START ENTRIES SHOWN

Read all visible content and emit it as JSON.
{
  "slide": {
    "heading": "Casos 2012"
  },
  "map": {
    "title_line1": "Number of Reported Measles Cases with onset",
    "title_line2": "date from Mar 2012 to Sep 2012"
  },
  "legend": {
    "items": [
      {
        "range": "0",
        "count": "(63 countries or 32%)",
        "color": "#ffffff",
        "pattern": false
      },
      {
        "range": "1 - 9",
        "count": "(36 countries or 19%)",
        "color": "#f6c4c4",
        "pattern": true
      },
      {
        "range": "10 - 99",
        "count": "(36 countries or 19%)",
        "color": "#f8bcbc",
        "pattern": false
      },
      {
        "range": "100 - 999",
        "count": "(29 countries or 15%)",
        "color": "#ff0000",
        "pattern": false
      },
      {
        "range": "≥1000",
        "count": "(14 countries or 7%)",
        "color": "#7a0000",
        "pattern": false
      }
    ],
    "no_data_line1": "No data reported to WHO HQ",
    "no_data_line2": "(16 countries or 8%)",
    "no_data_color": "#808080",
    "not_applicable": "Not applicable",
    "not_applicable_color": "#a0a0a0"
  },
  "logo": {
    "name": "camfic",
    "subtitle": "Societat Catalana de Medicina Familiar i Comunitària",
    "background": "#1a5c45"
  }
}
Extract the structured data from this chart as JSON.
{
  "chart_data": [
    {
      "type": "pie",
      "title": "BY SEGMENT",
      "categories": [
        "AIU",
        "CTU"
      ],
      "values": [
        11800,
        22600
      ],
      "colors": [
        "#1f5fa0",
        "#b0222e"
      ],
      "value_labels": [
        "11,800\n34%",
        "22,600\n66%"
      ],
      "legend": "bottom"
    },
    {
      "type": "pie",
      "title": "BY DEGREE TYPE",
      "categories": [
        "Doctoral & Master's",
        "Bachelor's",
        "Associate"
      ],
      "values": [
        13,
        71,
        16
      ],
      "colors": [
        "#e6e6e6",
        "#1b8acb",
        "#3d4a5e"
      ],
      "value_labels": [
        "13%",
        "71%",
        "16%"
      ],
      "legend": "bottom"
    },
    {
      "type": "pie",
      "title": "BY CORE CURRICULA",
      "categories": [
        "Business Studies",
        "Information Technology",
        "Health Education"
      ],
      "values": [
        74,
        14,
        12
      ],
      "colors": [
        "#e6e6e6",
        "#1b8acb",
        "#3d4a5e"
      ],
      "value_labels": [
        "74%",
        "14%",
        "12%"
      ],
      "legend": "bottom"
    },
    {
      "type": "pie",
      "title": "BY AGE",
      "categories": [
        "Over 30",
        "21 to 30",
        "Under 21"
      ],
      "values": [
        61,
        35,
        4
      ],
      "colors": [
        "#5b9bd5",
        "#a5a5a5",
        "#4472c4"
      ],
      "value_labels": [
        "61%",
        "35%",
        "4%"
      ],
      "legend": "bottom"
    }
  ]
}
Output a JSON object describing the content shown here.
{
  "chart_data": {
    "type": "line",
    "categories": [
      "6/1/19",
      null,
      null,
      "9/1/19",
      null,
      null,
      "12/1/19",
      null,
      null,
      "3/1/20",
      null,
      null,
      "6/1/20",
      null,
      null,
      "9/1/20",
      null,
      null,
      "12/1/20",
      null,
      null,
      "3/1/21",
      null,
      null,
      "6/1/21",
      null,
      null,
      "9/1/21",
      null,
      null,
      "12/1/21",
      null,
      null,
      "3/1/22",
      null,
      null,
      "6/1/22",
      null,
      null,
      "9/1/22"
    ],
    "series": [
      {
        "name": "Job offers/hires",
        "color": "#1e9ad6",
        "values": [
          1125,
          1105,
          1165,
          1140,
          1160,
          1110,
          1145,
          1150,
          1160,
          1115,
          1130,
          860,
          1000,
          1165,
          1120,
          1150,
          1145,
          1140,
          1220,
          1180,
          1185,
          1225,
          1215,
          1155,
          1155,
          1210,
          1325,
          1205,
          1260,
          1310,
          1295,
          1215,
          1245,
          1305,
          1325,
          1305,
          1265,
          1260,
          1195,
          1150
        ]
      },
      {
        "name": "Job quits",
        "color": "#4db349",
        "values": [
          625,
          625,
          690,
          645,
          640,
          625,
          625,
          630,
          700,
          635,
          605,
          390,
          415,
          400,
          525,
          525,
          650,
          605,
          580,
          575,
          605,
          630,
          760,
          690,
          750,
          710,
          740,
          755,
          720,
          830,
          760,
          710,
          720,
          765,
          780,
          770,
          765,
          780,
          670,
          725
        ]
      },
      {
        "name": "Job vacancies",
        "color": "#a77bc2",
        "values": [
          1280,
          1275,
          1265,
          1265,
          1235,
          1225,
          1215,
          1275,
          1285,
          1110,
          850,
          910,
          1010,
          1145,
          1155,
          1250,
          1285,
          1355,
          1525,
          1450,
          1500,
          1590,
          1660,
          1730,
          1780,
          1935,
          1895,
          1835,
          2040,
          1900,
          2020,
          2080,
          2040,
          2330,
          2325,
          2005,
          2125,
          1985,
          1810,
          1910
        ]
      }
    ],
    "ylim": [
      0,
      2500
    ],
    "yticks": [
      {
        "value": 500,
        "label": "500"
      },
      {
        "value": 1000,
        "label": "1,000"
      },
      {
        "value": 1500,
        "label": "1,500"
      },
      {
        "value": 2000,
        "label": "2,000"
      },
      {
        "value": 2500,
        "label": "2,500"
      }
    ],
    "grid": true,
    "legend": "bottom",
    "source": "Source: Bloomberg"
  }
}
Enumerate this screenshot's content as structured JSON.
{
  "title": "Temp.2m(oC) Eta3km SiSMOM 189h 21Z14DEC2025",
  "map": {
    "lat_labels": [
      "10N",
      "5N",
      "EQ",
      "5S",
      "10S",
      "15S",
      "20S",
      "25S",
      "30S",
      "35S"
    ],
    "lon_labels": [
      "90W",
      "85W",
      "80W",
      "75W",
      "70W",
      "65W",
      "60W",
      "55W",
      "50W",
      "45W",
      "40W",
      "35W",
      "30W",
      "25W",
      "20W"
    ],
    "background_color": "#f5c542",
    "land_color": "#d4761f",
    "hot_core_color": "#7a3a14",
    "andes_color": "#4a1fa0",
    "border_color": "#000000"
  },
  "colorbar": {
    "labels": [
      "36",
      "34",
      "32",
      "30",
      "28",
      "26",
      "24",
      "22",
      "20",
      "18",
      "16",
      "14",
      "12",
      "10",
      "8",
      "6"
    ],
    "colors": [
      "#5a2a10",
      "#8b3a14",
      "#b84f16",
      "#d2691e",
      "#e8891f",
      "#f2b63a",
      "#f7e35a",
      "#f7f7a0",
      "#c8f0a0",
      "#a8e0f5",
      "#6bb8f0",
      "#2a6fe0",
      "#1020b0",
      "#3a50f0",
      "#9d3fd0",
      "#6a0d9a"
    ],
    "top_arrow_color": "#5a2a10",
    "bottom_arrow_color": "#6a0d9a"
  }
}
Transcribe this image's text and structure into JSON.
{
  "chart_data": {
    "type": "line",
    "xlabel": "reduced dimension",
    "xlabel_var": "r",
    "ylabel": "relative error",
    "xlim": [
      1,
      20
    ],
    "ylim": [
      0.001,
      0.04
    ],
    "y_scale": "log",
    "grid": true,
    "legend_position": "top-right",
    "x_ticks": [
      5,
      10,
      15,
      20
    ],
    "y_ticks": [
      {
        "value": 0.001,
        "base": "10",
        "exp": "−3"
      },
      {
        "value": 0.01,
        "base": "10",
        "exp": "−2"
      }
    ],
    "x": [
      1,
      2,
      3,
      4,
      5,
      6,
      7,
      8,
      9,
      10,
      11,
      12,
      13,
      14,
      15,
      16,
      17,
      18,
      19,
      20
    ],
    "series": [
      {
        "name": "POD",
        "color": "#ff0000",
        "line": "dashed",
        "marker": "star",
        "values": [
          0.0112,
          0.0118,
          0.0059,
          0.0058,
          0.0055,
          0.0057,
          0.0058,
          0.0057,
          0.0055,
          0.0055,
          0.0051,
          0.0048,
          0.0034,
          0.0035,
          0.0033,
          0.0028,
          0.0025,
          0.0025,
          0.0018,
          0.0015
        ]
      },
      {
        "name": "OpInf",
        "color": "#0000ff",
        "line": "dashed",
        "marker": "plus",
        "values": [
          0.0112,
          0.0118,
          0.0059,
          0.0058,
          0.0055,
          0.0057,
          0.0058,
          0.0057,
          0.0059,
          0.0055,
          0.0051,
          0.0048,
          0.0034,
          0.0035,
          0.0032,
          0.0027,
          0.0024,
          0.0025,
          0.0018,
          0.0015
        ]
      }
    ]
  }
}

END ENTRIES SHOWN

• THE REQUEST:
Give the number of lines where the string "structured" occurs, without any further text.

• SOLVED PROBLEM:
2